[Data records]
>>>>>

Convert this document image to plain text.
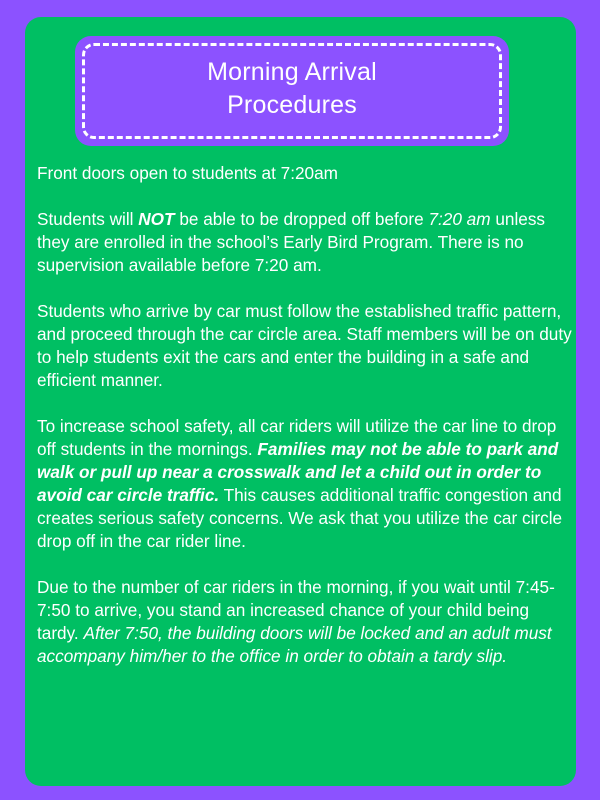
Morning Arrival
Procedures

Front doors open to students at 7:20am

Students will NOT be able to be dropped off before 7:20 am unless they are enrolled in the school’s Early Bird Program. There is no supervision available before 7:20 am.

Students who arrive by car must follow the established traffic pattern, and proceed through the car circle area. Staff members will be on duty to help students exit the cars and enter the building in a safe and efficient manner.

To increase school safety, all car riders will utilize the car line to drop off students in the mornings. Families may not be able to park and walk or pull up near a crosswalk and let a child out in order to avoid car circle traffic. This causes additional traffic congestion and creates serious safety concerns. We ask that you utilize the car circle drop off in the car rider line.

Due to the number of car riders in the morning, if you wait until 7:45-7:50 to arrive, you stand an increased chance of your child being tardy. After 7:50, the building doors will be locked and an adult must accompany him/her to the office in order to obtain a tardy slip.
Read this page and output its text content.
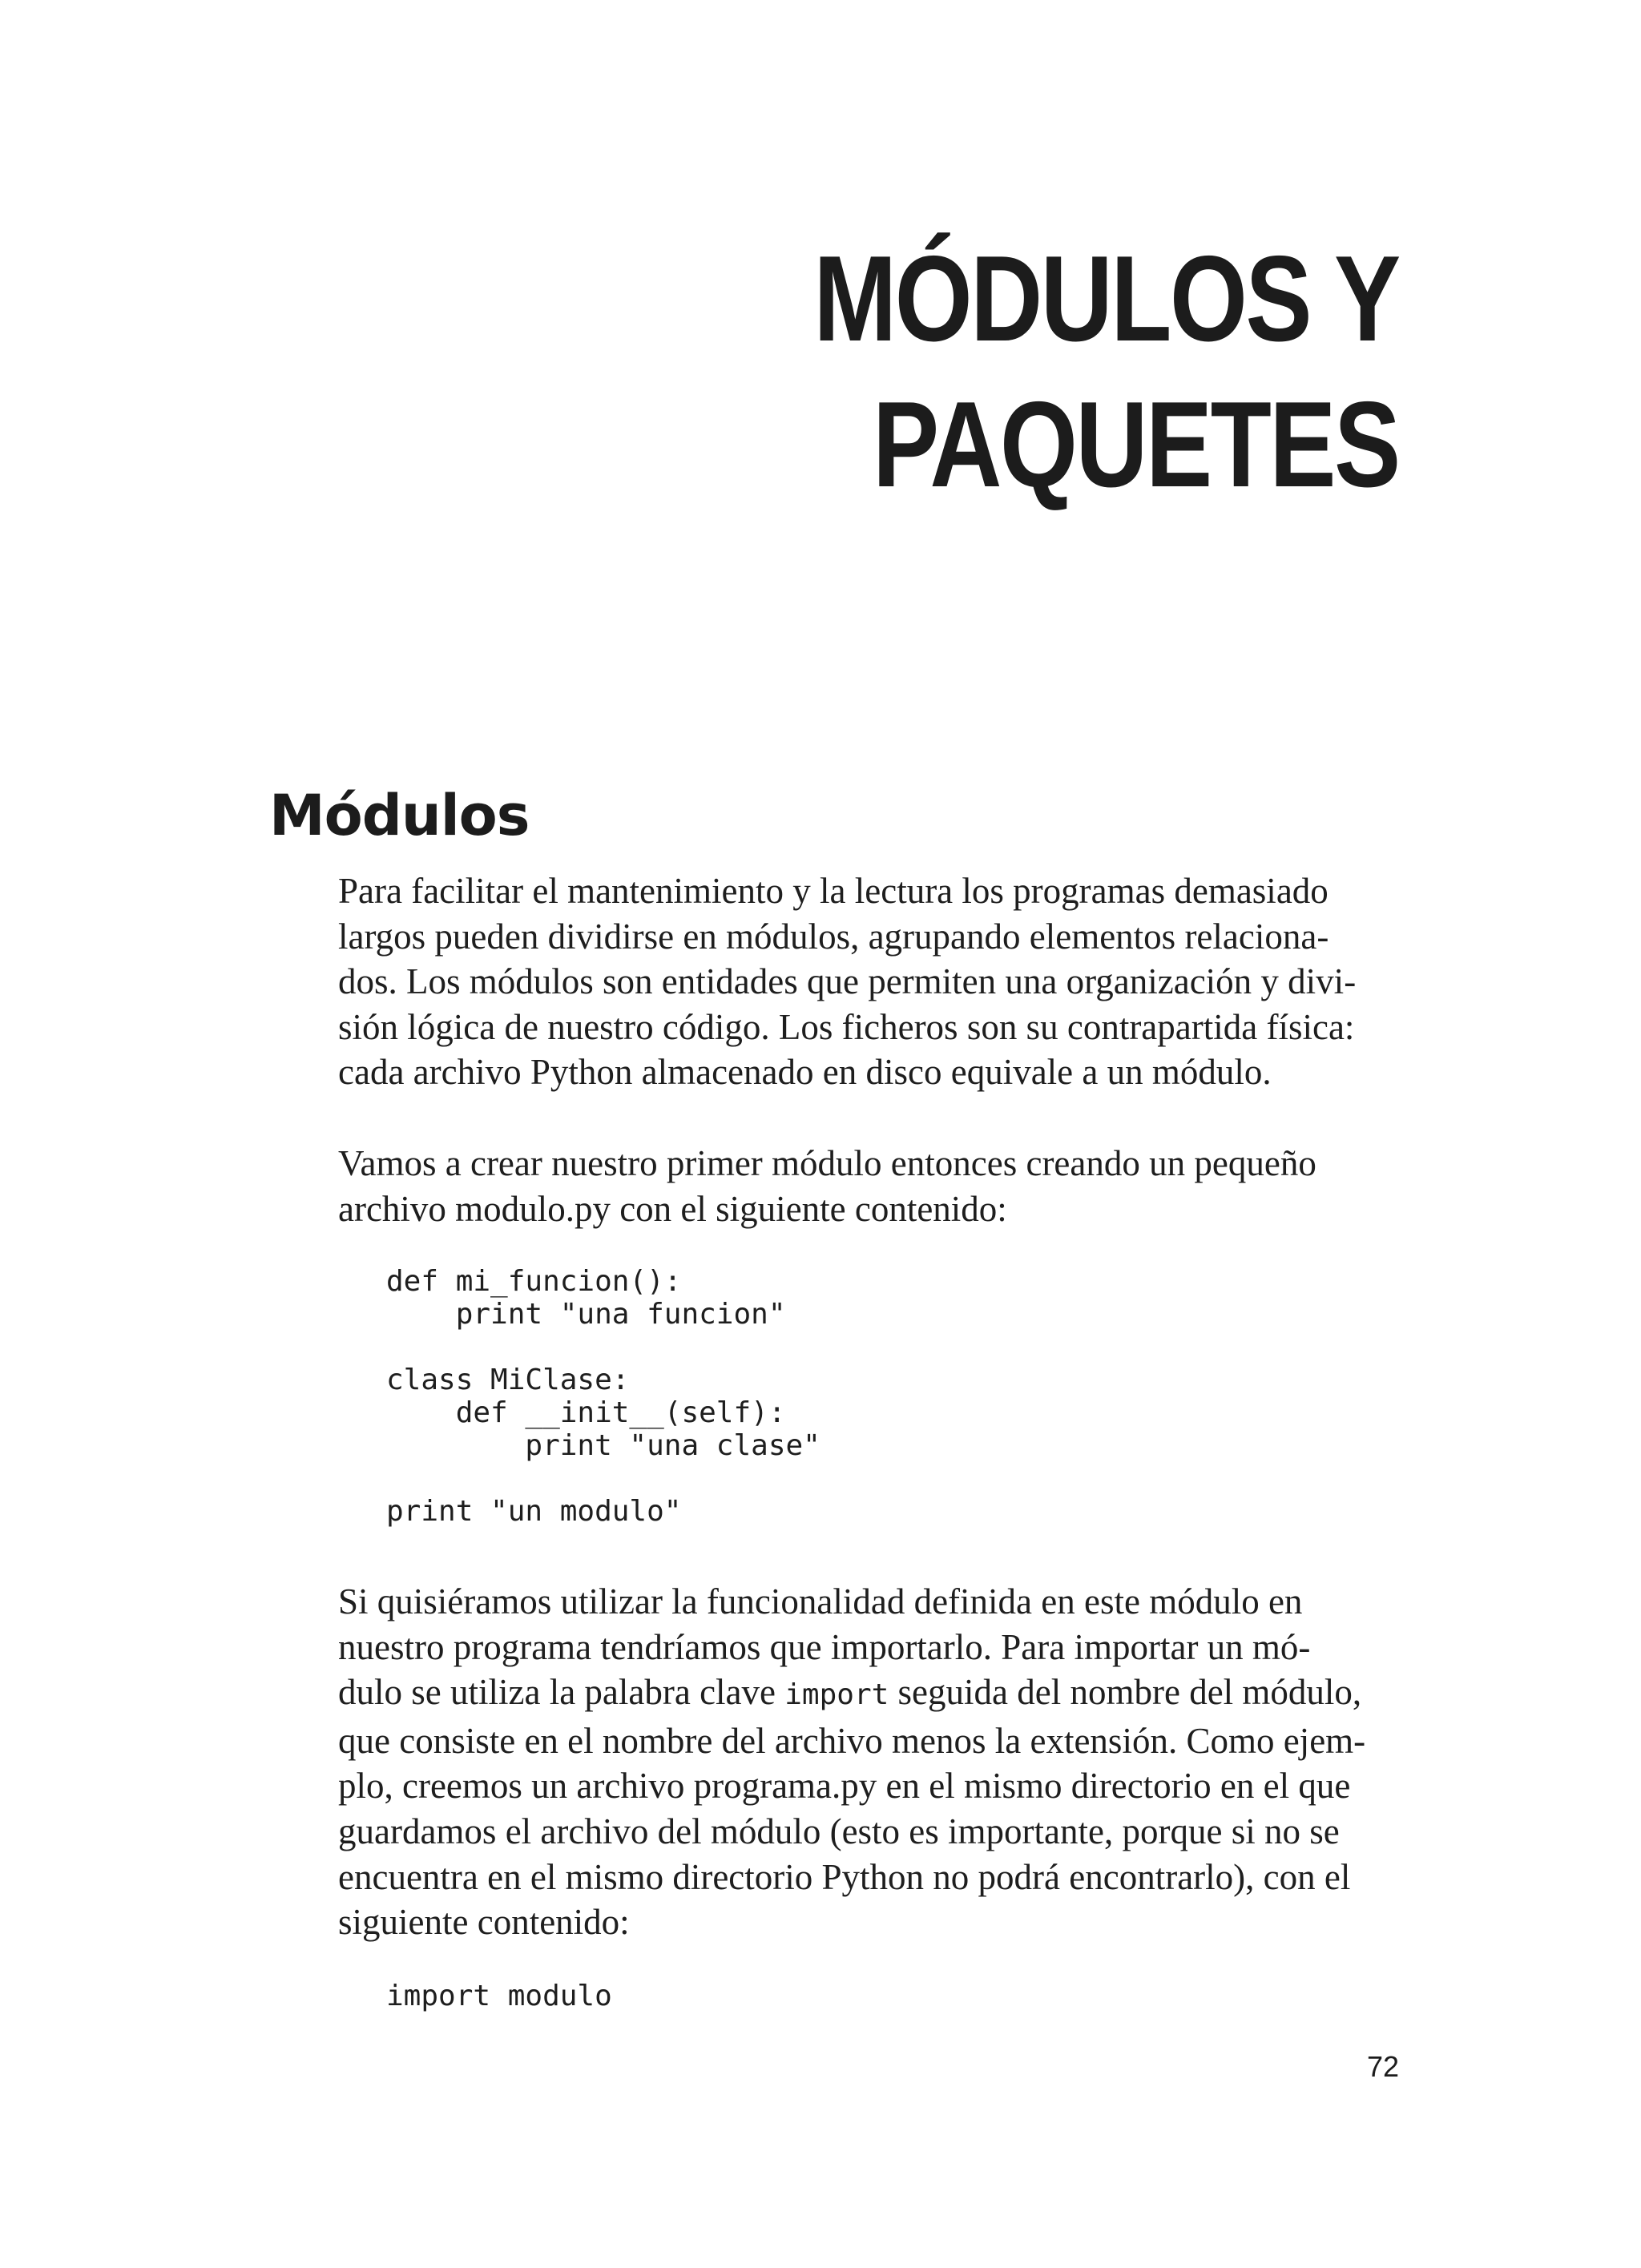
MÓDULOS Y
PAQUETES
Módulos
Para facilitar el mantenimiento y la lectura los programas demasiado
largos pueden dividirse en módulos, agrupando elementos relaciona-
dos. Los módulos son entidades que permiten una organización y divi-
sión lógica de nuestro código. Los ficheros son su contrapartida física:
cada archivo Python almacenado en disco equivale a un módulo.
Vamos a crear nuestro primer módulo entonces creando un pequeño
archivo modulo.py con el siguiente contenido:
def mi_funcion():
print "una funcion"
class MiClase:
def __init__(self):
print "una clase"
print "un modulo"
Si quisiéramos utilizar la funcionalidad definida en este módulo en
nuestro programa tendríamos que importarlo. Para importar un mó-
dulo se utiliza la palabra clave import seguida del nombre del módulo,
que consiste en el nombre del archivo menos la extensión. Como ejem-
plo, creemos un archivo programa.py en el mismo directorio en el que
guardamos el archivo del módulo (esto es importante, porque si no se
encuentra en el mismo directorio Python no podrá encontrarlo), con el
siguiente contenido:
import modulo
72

<<<<<

§ Task details:
Restate the data above exactly, stripping out each image.

§ The output:
Convert this document image to plain text.
Morning Arrival
Procedures

Front doors open to students at 7:20am

Students will NOT be able to be dropped off before 7:20 am unless they are enrolled in the school’s Early Bird Program. There is no supervision available before 7:20 am.

Students who arrive by car must follow the established traffic pattern, and proceed through the car circle area. Staff members will be on duty to help students exit the cars and enter the building in a safe and efficient manner.

To increase school safety, all car riders will utilize the car line to drop off students in the mornings. Families may not be able to park and walk or pull up near a crosswalk and let a child out in order to avoid car circle traffic. This causes additional traffic congestion and creates serious safety concerns. We ask that you utilize the car circle drop off in the car rider line.

Due to the number of car riders in the morning, if you wait until 7:45-7:50 to arrive, you stand an increased chance of your child being tardy. After 7:50, the building doors will be locked and an adult must accompany him/her to the office in order to obtain a tardy slip.
Read this page and output its text content.
MÓDULOS Y
PAQUETES
Módulos
Para facilitar el mantenimiento y la lectura los programas demasiado
largos pueden dividirse en módulos, agrupando elementos relaciona-
dos. Los módulos son entidades que permiten una organización y divi-
sión lógica de nuestro código. Los ficheros son su contrapartida física:
cada archivo Python almacenado en disco equivale a un módulo.
Vamos a crear nuestro primer módulo entonces creando un pequeño
archivo modulo.py con el siguiente contenido:
def mi_funcion():
print "una funcion"
class MiClase:
def __init__(self):
print "una clase"
print "un modulo"
Si quisiéramos utilizar la funcionalidad definida en este módulo en
nuestro programa tendríamos que importarlo. Para importar un mó-
dulo se utiliza la palabra clave import seguida del nombre del módulo,
que consiste en el nombre del archivo menos la extensión. Como ejem-
plo, creemos un archivo programa.py en el mismo directorio en el que
guardamos el archivo del módulo (esto es importante, porque si no se
encuentra en el mismo directorio Python no podrá encontrarlo), con el
siguiente contenido:
import modulo
72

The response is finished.